[Start DATA SHOWN]

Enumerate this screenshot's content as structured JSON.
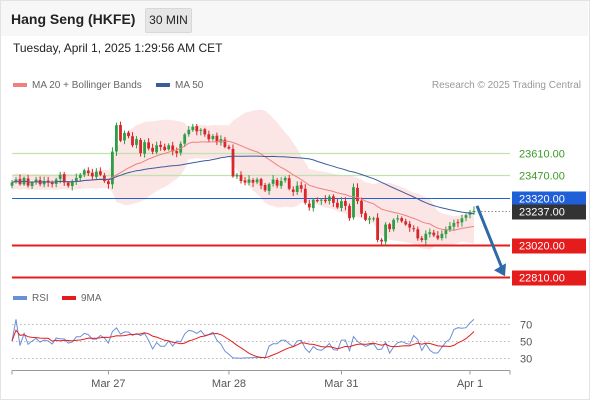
{
  "header": {
    "title": "Hang Seng (HKFE)",
    "interval": "30 MIN",
    "datetime": "Tuesday, April 1, 2025 1:29:56 AM CET"
  },
  "legend": {
    "ma20": "MA 20 + Bollinger Bands",
    "ma50": "MA 50",
    "credit": "Research © 2025 Trading Central"
  },
  "rsi_legend": {
    "rsi": "RSI",
    "ma": "9MA"
  },
  "colors": {
    "up": "#2e9e47",
    "down": "#d9262a",
    "ma20": "#f08080",
    "ma50": "#3c5c9c",
    "band": "#fadcdc",
    "support": "#e41c1c",
    "resistance": "#bfe2ae",
    "resistance_text": "#3c9a28",
    "pivot": "#1f5fd8",
    "current": "#333333",
    "arrow": "#2f6aa8",
    "rsi": "#6b8fd6",
    "rsi_ma": "#e41c1c"
  },
  "chart_data": [
    {
      "type": "candlestick",
      "title": "Hang Seng (HKFE)",
      "interval": "30 MIN",
      "x_tick_labels": [
        "Mar 27",
        "Mar 28",
        "Mar 31",
        "Apr 1"
      ],
      "ylim": [
        22760,
        23920
      ],
      "levels": [
        {
          "value": 23610.0,
          "label": "23610.00",
          "kind": "resistance"
        },
        {
          "value": 23470.0,
          "label": "23470.00",
          "kind": "resistance"
        },
        {
          "value": 23320.0,
          "label": "23320.00",
          "kind": "pivot"
        },
        {
          "value": 23237.0,
          "label": "23237.00",
          "kind": "current"
        },
        {
          "value": 23020.0,
          "label": "23020.00",
          "kind": "support"
        },
        {
          "value": 22810.0,
          "label": "22810.00",
          "kind": "support"
        }
      ],
      "forecast": {
        "from": 23270,
        "to": 22810
      },
      "close": [
        23420,
        23440,
        23410,
        23450,
        23400,
        23420,
        23440,
        23410,
        23430,
        23420,
        23410,
        23440,
        23470,
        23420,
        23400,
        23430,
        23450,
        23470,
        23500,
        23480,
        23460,
        23490,
        23470,
        23430,
        23410,
        23620,
        23790,
        23690,
        23740,
        23720,
        23660,
        23700,
        23610,
        23680,
        23640,
        23620,
        23660,
        23650,
        23630,
        23660,
        23620,
        23610,
        23670,
        23730,
        23760,
        23780,
        23750,
        23760,
        23730,
        23700,
        23720,
        23680,
        23700,
        23650,
        23640,
        23460,
        23470,
        23430,
        23420,
        23440,
        23420,
        23440,
        23400,
        23370,
        23410,
        23440,
        23400,
        23430,
        23450,
        23380,
        23360,
        23400,
        23380,
        23290,
        23260,
        23310,
        23300,
        23310,
        23300,
        23330,
        23290,
        23260,
        23300,
        23270,
        23190,
        23390,
        23300,
        23220,
        23180,
        23190,
        23190,
        23050,
        23040,
        23150,
        23120,
        23180,
        23190,
        23170,
        23150,
        23130,
        23120,
        23060,
        23050,
        23090,
        23100,
        23080,
        23060,
        23090,
        23120,
        23140,
        23160,
        23160,
        23190,
        23210,
        23230,
        23237
      ]
    },
    {
      "type": "line",
      "title": "RSI",
      "series": [
        {
          "name": "RSI"
        },
        {
          "name": "9MA"
        }
      ],
      "ylim": [
        20,
        80
      ],
      "y_tick_labels": [
        "70",
        "50",
        "30"
      ],
      "y_ticks": [
        70,
        50,
        30
      ]
    }
  ]
}
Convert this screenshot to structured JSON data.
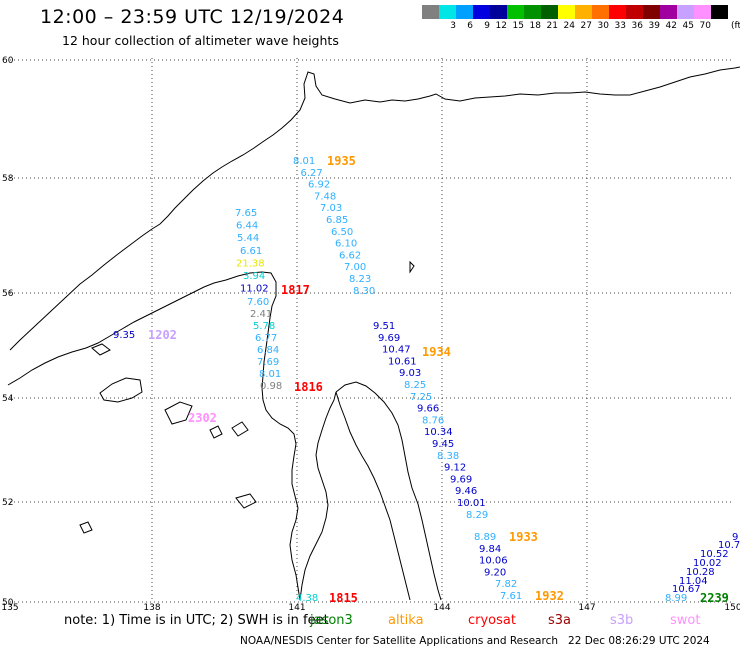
{
  "header": {
    "title": "12:00 – 23:59 UTC 12/19/2024",
    "subtitle": "12 hour collection of altimeter wave heights"
  },
  "legend": {
    "unit": "(ft)",
    "entries": [
      {
        "label": "",
        "color": "#808080"
      },
      {
        "label": "3",
        "color": "#00e5e5"
      },
      {
        "label": "6",
        "color": "#00a0ff"
      },
      {
        "label": "9",
        "color": "#0000e0"
      },
      {
        "label": "12",
        "color": "#00009a"
      },
      {
        "label": "15",
        "color": "#00c000"
      },
      {
        "label": "18",
        "color": "#009000"
      },
      {
        "label": "21",
        "color": "#006000"
      },
      {
        "label": "24",
        "color": "#ffff00"
      },
      {
        "label": "27",
        "color": "#ffb000"
      },
      {
        "label": "30",
        "color": "#ff7000"
      },
      {
        "label": "33",
        "color": "#ff0000"
      },
      {
        "label": "36",
        "color": "#c00000"
      },
      {
        "label": "39",
        "color": "#800000"
      },
      {
        "label": "42",
        "color": "#a000a0"
      },
      {
        "label": "45",
        "color": "#c8a0ff"
      },
      {
        "label": "70",
        "color": "#ff90ff"
      },
      {
        "label": "",
        "color": "#000000"
      }
    ]
  },
  "map": {
    "lon_ticks": [
      "135",
      "138",
      "141",
      "144",
      "147",
      "150"
    ],
    "lat_ticks": [
      "60",
      "58",
      "56",
      "54",
      "52",
      "50"
    ]
  },
  "tracks": [
    {
      "time": "1935",
      "time_color": "#ff9900",
      "labels": [
        {
          "text": "8.01",
          "color": "#30b0ff"
        },
        {
          "text": "6.27",
          "color": "#30b0ff"
        },
        {
          "text": "6.92",
          "color": "#30b0ff"
        },
        {
          "text": "7.48",
          "color": "#30b0ff"
        },
        {
          "text": "7.03",
          "color": "#30b0ff"
        },
        {
          "text": "6.85",
          "color": "#30b0ff"
        },
        {
          "text": "6.50",
          "color": "#30b0ff"
        },
        {
          "text": "6.10",
          "color": "#30b0ff"
        },
        {
          "text": "6.62",
          "color": "#30b0ff"
        },
        {
          "text": "7.00",
          "color": "#30b0ff"
        },
        {
          "text": "8.23",
          "color": "#30b0ff"
        },
        {
          "text": "8.30",
          "color": "#30b0ff"
        }
      ]
    },
    {
      "time": "1934",
      "time_color": "#ff9900",
      "labels": [
        {
          "text": "9.51",
          "color": "#0000cc"
        },
        {
          "text": "9.69",
          "color": "#0000cc"
        },
        {
          "text": "10.47",
          "color": "#0000cc"
        },
        {
          "text": "10.61",
          "color": "#0000cc"
        },
        {
          "text": "9.03",
          "color": "#0000cc"
        },
        {
          "text": "8.25",
          "color": "#30b0ff"
        },
        {
          "text": "7.25",
          "color": "#30b0ff"
        },
        {
          "text": "9.66",
          "color": "#0000cc"
        },
        {
          "text": "8.76",
          "color": "#30b0ff"
        },
        {
          "text": "10.34",
          "color": "#0000cc"
        },
        {
          "text": "9.45",
          "color": "#0000cc"
        },
        {
          "text": "8.38",
          "color": "#30b0ff"
        },
        {
          "text": "9.12",
          "color": "#0000cc"
        },
        {
          "text": "9.69",
          "color": "#0000cc"
        },
        {
          "text": "9.46",
          "color": "#0000cc"
        },
        {
          "text": "10.01",
          "color": "#0000cc"
        },
        {
          "text": "8.29",
          "color": "#30b0ff"
        }
      ]
    },
    {
      "time": "1933",
      "time_color": "#ff9900",
      "labels": [
        {
          "text": "8.89",
          "color": "#30b0ff"
        },
        {
          "text": "9.84",
          "color": "#0000cc"
        },
        {
          "text": "10.06",
          "color": "#0000cc"
        },
        {
          "text": "9.20",
          "color": "#0000cc"
        },
        {
          "text": "7.82",
          "color": "#30b0ff"
        },
        {
          "text": "7.61",
          "color": "#30b0ff"
        }
      ]
    },
    {
      "time": "1932",
      "time_color": "#ff9900",
      "labels": []
    },
    {
      "time": "1817",
      "time_color": "#ff0000",
      "labels": [
        {
          "text": "7.65",
          "color": "#30b0ff"
        },
        {
          "text": "6.44",
          "color": "#30b0ff"
        },
        {
          "text": "5.44",
          "color": "#30b0ff"
        },
        {
          "text": "6.61",
          "color": "#30b0ff"
        },
        {
          "text": "21.38",
          "color": "#e8e800"
        },
        {
          "text": "3.94",
          "color": "#00d0d0"
        },
        {
          "text": "11.02",
          "color": "#0000cc"
        }
      ]
    },
    {
      "time": "1816",
      "time_color": "#ff0000",
      "labels": [
        {
          "text": "7.60",
          "color": "#30b0ff"
        },
        {
          "text": "2.41",
          "color": "#808080"
        },
        {
          "text": "5.78",
          "color": "#00d0d0"
        },
        {
          "text": "6.77",
          "color": "#30b0ff"
        },
        {
          "text": "6.84",
          "color": "#30b0ff"
        },
        {
          "text": "7.69",
          "color": "#30b0ff"
        },
        {
          "text": "8.01",
          "color": "#30b0ff"
        },
        {
          "text": "0.98",
          "color": "#808080"
        }
      ]
    },
    {
      "time": "1815",
      "time_color": "#ff0000",
      "labels": [
        {
          "text": "4.38",
          "color": "#00d0d0"
        }
      ]
    },
    {
      "time": "1202",
      "time_color": "#c8a0ff",
      "labels": [
        {
          "text": "9.35",
          "color": "#0000cc"
        }
      ]
    },
    {
      "time": "2302",
      "time_color": "#ff90ff",
      "labels": []
    },
    {
      "time": "2239",
      "time_color": "#008000",
      "labels": [
        {
          "text": "8.99",
          "color": "#30b0ff"
        },
        {
          "text": "10.67",
          "color": "#0000cc"
        },
        {
          "text": "11.04",
          "color": "#0000cc"
        },
        {
          "text": "10.28",
          "color": "#0000cc"
        },
        {
          "text": "10.02",
          "color": "#0000cc"
        },
        {
          "text": "10.52",
          "color": "#0000cc"
        },
        {
          "text": "10.7",
          "color": "#0000cc"
        },
        {
          "text": "9",
          "color": "#0000cc"
        }
      ]
    }
  ],
  "note": {
    "text": "note:  1) Time is in UTC; 2) SWH is in feet",
    "satellites": [
      {
        "name": "jason3",
        "color": "#008000"
      },
      {
        "name": "altika",
        "color": "#ff9900"
      },
      {
        "name": "cryosat",
        "color": "#ff0000"
      },
      {
        "name": "s3a",
        "color": "#990000"
      },
      {
        "name": "s3b",
        "color": "#c8a0ff"
      },
      {
        "name": "swot",
        "color": "#ff90ff"
      }
    ]
  },
  "footer": {
    "credit": "NOAA/NESDIS Center for Satellite Applications and Research",
    "generated": "22 Dec 08:26:29 UTC 2024"
  }
}
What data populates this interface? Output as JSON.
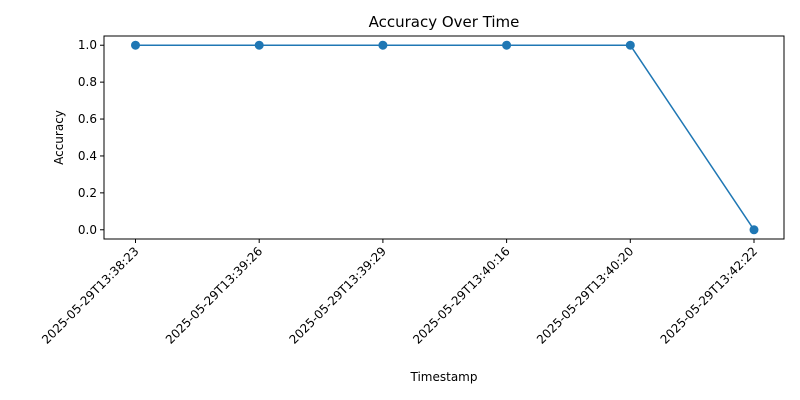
{
  "chart_data": {
    "type": "line",
    "title": "Accuracy Over Time",
    "xlabel": "Timestamp",
    "ylabel": "Accuracy",
    "x": [
      "2025-05-29T13:38:23",
      "2025-05-29T13:39:26",
      "2025-05-29T13:39:29",
      "2025-05-29T13:40:16",
      "2025-05-29T13:40:20",
      "2025-05-29T13:42:22"
    ],
    "series": [
      {
        "values": [
          1.0,
          1.0,
          1.0,
          1.0,
          1.0,
          0.0
        ],
        "color": "#1f77b4",
        "marker": "circle"
      }
    ],
    "ylim": [
      -0.05,
      1.05
    ],
    "yticks": [
      "0.0",
      "0.2",
      "0.4",
      "0.6",
      "0.8",
      "1.0"
    ],
    "grid": false,
    "legend": "none"
  }
}
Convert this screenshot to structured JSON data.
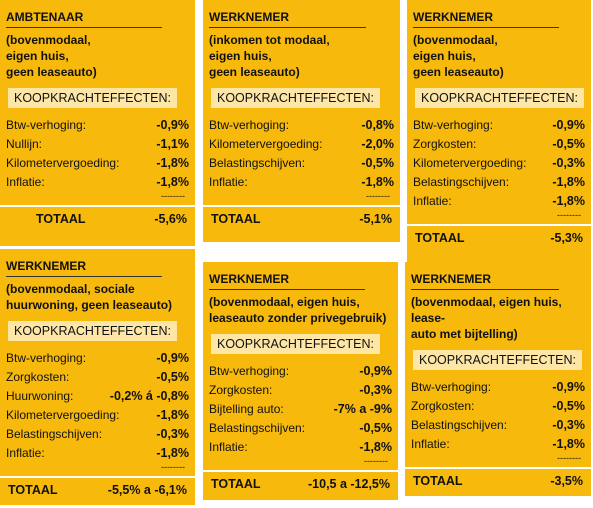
{
  "panels": [
    {
      "title": "AMBTENAAR",
      "subtitle": [
        "(bovenmodaal,",
        "eigen huis,",
        "geen leaseauto)"
      ],
      "section": "KOOPKRACHTEFFECTEN:",
      "items": [
        {
          "label": "Btw-verhoging:",
          "value": "-0,9%"
        },
        {
          "label": "Nullijn:",
          "value": "-1,1%"
        },
        {
          "label": "Kilometervergoeding:",
          "value": "-1,8%"
        },
        {
          "label": "Inflatie:",
          "value": "-1,8%"
        }
      ],
      "separator": "--------",
      "total_label": "TOTAAL",
      "total_value": "-5,6%"
    },
    {
      "title": "WERKNEMER",
      "subtitle": [
        "(inkomen tot modaal,",
        "eigen huis,",
        "geen leaseauto)"
      ],
      "section": "KOOPKRACHTEFFECTEN:",
      "items": [
        {
          "label": "Btw-verhoging:",
          "value": "-0,8%"
        },
        {
          "label": "Kilometervergoeding:",
          "value": "-2,0%"
        },
        {
          "label": "Belastingschijven:",
          "value": "-0,5%"
        },
        {
          "label": "Inflatie:",
          "value": "-1,8%"
        }
      ],
      "separator": "--------",
      "total_label": "TOTAAL",
      "total_value": "-5,1%"
    },
    {
      "title": "WERKNEMER",
      "subtitle": [
        "(bovenmodaal,",
        "eigen huis,",
        "geen leaseauto)"
      ],
      "section": "KOOPKRACHTEFFECTEN:",
      "items": [
        {
          "label": "Btw-verhoging:",
          "value": "-0,9%"
        },
        {
          "label": "Zorgkosten:",
          "value": "-0,5%"
        },
        {
          "label": "Kilometervergoeding:",
          "value": "-0,3%"
        },
        {
          "label": "Belastingschijven:",
          "value": "-1,8%"
        },
        {
          "label": "Inflatie:",
          "value": "-1,8%"
        }
      ],
      "separator": "--------",
      "total_label": "TOTAAL",
      "total_value": "-5,3%"
    },
    {
      "title": "WERKNEMER",
      "subtitle": [
        "(bovenmodaal, sociale",
        "huurwoning, geen leaseauto)"
      ],
      "section": "KOOPKRACHTEFFECTEN:",
      "items": [
        {
          "label": "Btw-verhoging:",
          "value": "-0,9%"
        },
        {
          "label": "Zorgkosten:",
          "value": "-0,5%"
        },
        {
          "label": "Huurwoning:",
          "value": "-0,2% á -0,8%"
        },
        {
          "label": "Kilometervergoeding:",
          "value": "-1,8%"
        },
        {
          "label": "Belastingschijven:",
          "value": "-0,3%"
        },
        {
          "label": "Inflatie:",
          "value": "-1,8%"
        }
      ],
      "separator": "--------",
      "total_label": "TOTAAL",
      "total_value": "-5,5% a -6,1%"
    },
    {
      "title": "WERKNEMER",
      "subtitle": [
        "(bovenmodaal, eigen huis,",
        "leaseauto zonder privegebruik)"
      ],
      "section": "KOOPKRACHTEFFECTEN:",
      "items": [
        {
          "label": "Btw-verhoging:",
          "value": "-0,9%"
        },
        {
          "label": "Zorgkosten:",
          "value": "-0,3%"
        },
        {
          "label": "Bijtelling auto:",
          "value": "-7% a -9%"
        },
        {
          "label": "Belastingschijven:",
          "value": "-0,5%"
        },
        {
          "label": "Inflatie:",
          "value": "-1,8%"
        }
      ],
      "separator": "--------",
      "total_label": "TOTAAL",
      "total_value": "-10,5 a -12,5%"
    },
    {
      "title": "WERKNEMER",
      "subtitle": [
        "(bovenmodaal, eigen huis, lease-",
        "auto met bijtelling)"
      ],
      "section": "KOOPKRACHTEFFECTEN:",
      "items": [
        {
          "label": "Btw-verhoging:",
          "value": "-0,9%"
        },
        {
          "label": "Zorgkosten:",
          "value": "-0,5%"
        },
        {
          "label": "Belastingschijven:",
          "value": "-0,3%"
        },
        {
          "label": "Inflatie:",
          "value": "-1,8%"
        }
      ],
      "separator": "--------",
      "total_label": "TOTAAL",
      "total_value": "-3,5%"
    }
  ]
}
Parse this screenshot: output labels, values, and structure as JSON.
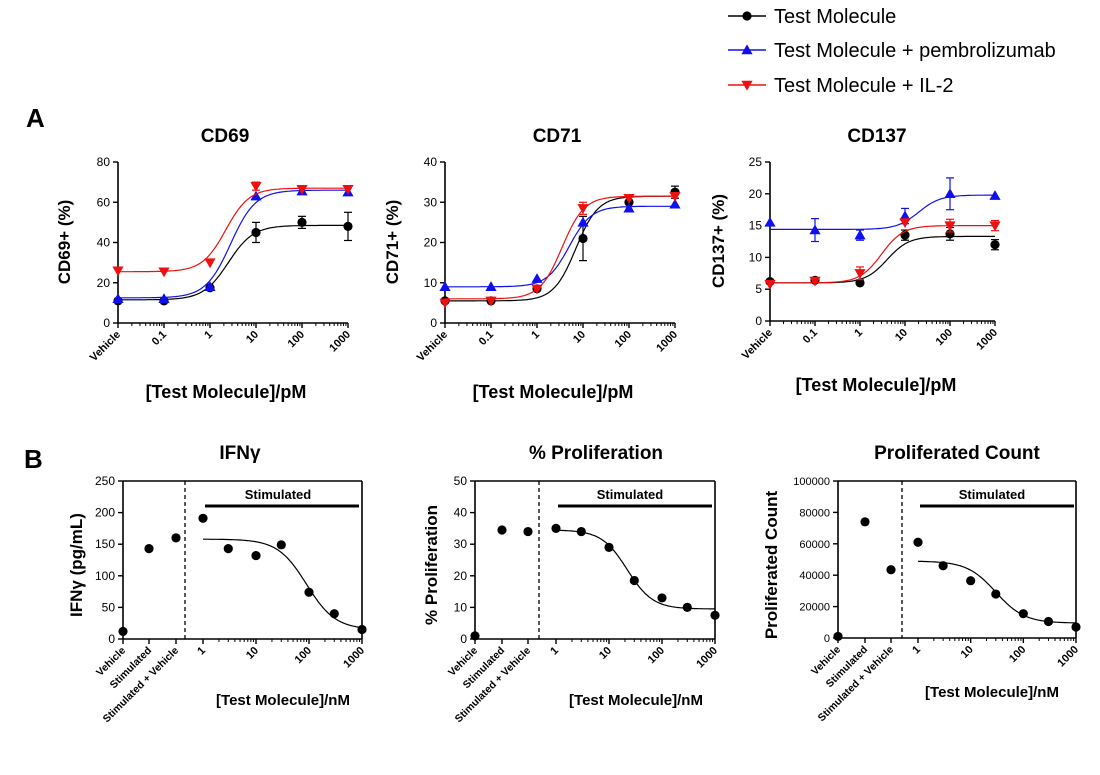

[End DATA SHOWN]

**EXERCISE INSTRUCTIONS**: Say how many lines of the material contain the word "Accuracy", with no other text.

**SOLUTION BELOW**: 2